:: What needs to be done ::
In your copy, repeat the records exactly and leave out the pictures.

━━━━━ Records shown

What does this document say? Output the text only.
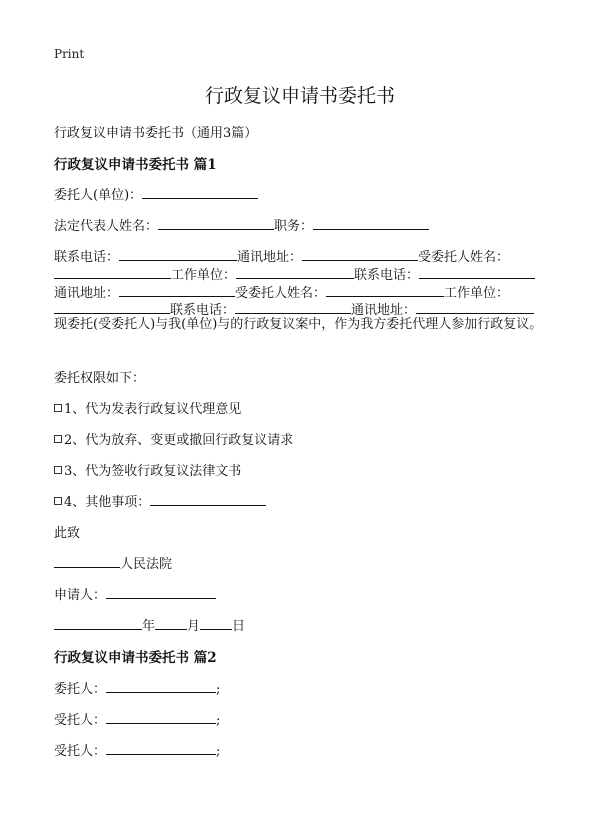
Print
行政复议申请书委托书
行政复议申请书委托书（通用3篇）
行政复议申请书委托书 篇1
委托人(单位)：
法定代表人姓名：	职务：
联系电话：	通讯地址：	受委托人姓名：
工作单位：	联系电话：
通讯地址：	受委托人姓名：	工作单位：
联系电话：	通讯地址：
现委托(受委托人)与我(单位)与的行政复议案中，作为我方委托代理人参加行政复议。
委托权限如下：
1、代为发表行政复议代理意见
2、代为放弃、变更或撤回行政复议请求
3、代为签收行政复议法律文书
4、其他事项：
此致
人民法院
申请人：
年 月 日
行政复议申请书委托书 篇2
委托人：	;
受托人：	;
受托人：	;
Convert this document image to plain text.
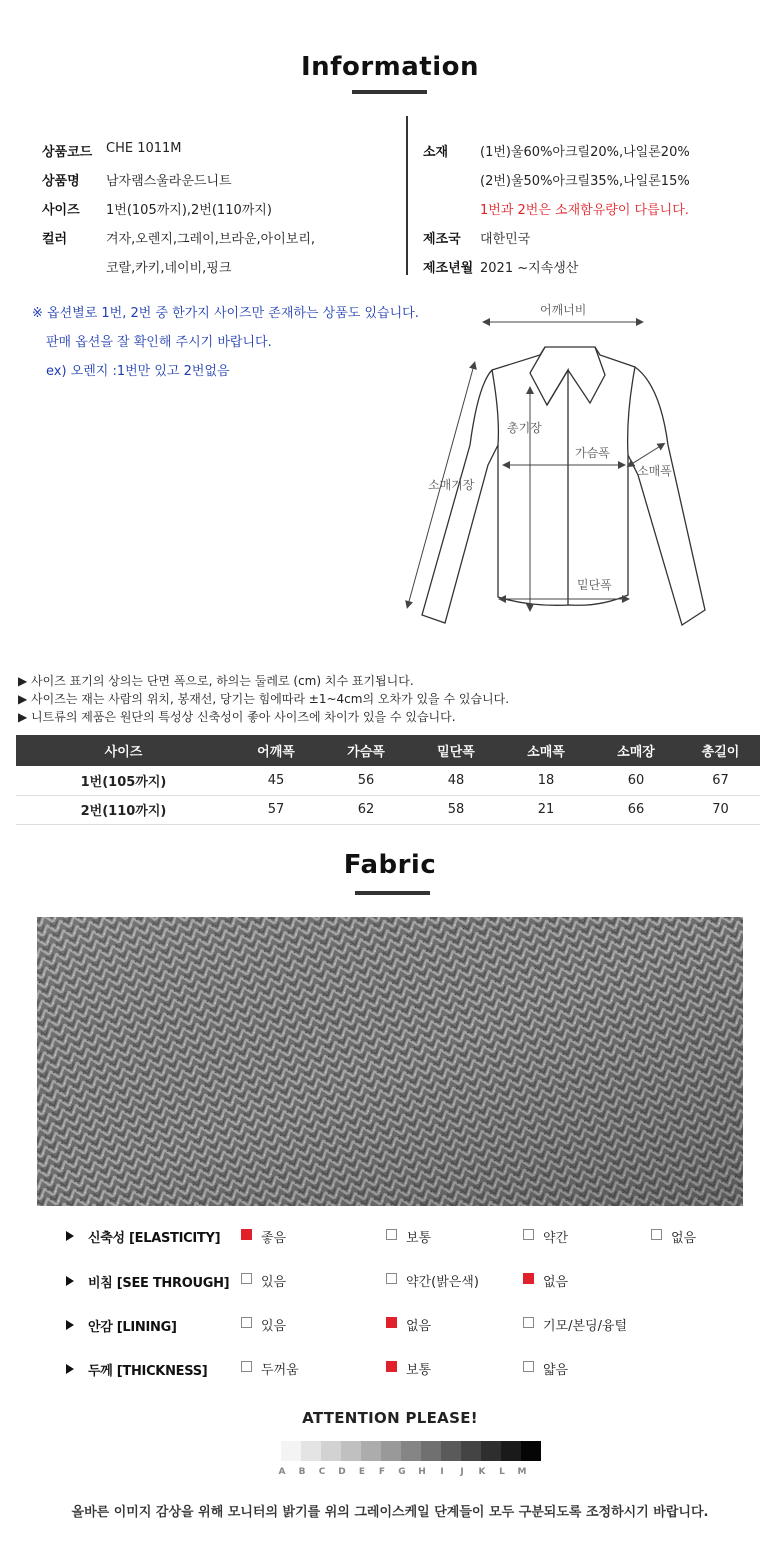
Information
상품코드 CHE 1011M
상품명 남자램스울라운드니트
사이즈 1번(105까지),2번(110까지)
컬러	겨자,오렌지,그레이,브라운,아이보리,
코랄,카키,네이비,핑크
소재 (1번)울60%아크릴20%,나일론20%
(2번)울50%아크릴35%,나일론15%
1번과 2번은 소재함유량이 다릅니다.
제조국 대한민국
제조년월 2021 ~지속생산
※ 옵션별로 1번, 2번 중 한가지 사이즈만 존재하는 상품도 있습니다.
판매 옵션을 잘 확인해 주시기 바랍니다.
ex) 오렌지 :1번만 있고 2번없음
어깨너비
총기장
가슴폭
소매폭
소매기장
밑단폭
▶ 사이즈 표기의 상의는 단면 폭으로, 하의는 둘레로 (cm) 치수 표기됩니다.
▶ 사이즈는 재는 사람의 위치, 봉재선, 당기는 힘에따라 ±1~4cm의 오차가 있을 수 있습니다.
▶ 니트류의 제품은 원단의 특성상 신축성이 좋아 사이즈에 차이가 있을 수 있습니다.
사이즈	어깨폭	가슴폭	밑단폭	소매폭	소매장	총길이
1번(105까지)	45	56	48	18	60	67
2번(110까지)	57	62	58	21	66	70
Fabric
신축성 [ELASTICITY]	좋음	보통	약간	없음
비침 [SEE THROUGH] 있음	약간(밝은색)	없음
안감 [LINING]	있음	없음	기모/본딩/융털
두께 [THICKNESS]	두꺼움	보통	얇음
ATTENTION PLEASE!
A	B	C	D	E	F	G	H	I	J	K	L	M
올바른 이미지 감상을 위해 모니터의 밝기를 위의 그레이스케일 단계들이 모두 구분되도록 조정하시기 바랍니다.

━━━━━━━━━━

:: Result below ::
What does this document say? Output the text only.
Print
行政复议申请书委托书
行政复议申请书委托书（通用3篇）
行政复议申请书委托书 篇1
委托人(单位)：
法定代表人姓名：	职务：
联系电话：	通讯地址：	受委托人姓名：
工作单位：	联系电话：
通讯地址：	受委托人姓名：	工作单位：
联系电话：	通讯地址：
现委托(受委托人)与我(单位)与的行政复议案中，作为我方委托代理人参加行政复议。
委托权限如下：
1、代为发表行政复议代理意见
2、代为放弃、变更或撤回行政复议请求
3、代为签收行政复议法律文书
4、其他事项：
此致
人民法院
申请人：
年 月 日
行政复议申请书委托书 篇2
委托人：	;
受托人：	;
受托人：	;
Convert this document image to plain text.
Information
상품코드 CHE 1011M
상품명 남자램스울라운드니트
사이즈 1번(105까지),2번(110까지)
컬러	겨자,오렌지,그레이,브라운,아이보리,
코랄,카키,네이비,핑크
소재 (1번)울60%아크릴20%,나일론20%
(2번)울50%아크릴35%,나일론15%
1번과 2번은 소재함유량이 다릅니다.
제조국 대한민국
제조년월 2021 ~지속생산
※ 옵션별로 1번, 2번 중 한가지 사이즈만 존재하는 상품도 있습니다.
판매 옵션을 잘 확인해 주시기 바랍니다.
ex) 오렌지 :1번만 있고 2번없음
어깨너비
총기장
가슴폭
소매폭
소매기장
밑단폭
▶ 사이즈 표기의 상의는 단면 폭으로, 하의는 둘레로 (cm) 치수 표기됩니다.
▶ 사이즈는 재는 사람의 위치, 봉재선, 당기는 힘에따라 ±1~4cm의 오차가 있을 수 있습니다.
▶ 니트류의 제품은 원단의 특성상 신축성이 좋아 사이즈에 차이가 있을 수 있습니다.
사이즈	어깨폭	가슴폭	밑단폭	소매폭	소매장	총길이
1번(105까지)	45	56	48	18	60	67
2번(110까지)	57	62	58	21	66	70
Fabric
신축성 [ELASTICITY]	좋음	보통	약간	없음
비침 [SEE THROUGH] 있음	약간(밝은색)	없음
안감 [LINING]	있음	없음	기모/본딩/융털
두께 [THICKNESS]	두꺼움	보통	얇음
ATTENTION PLEASE!
A	B	C	D	E	F	G	H	I	J	K	L	M
올바른 이미지 감상을 위해 모니터의 밝기를 위의 그레이스케일 단계들이 모두 구분되도록 조정하시기 바랍니다.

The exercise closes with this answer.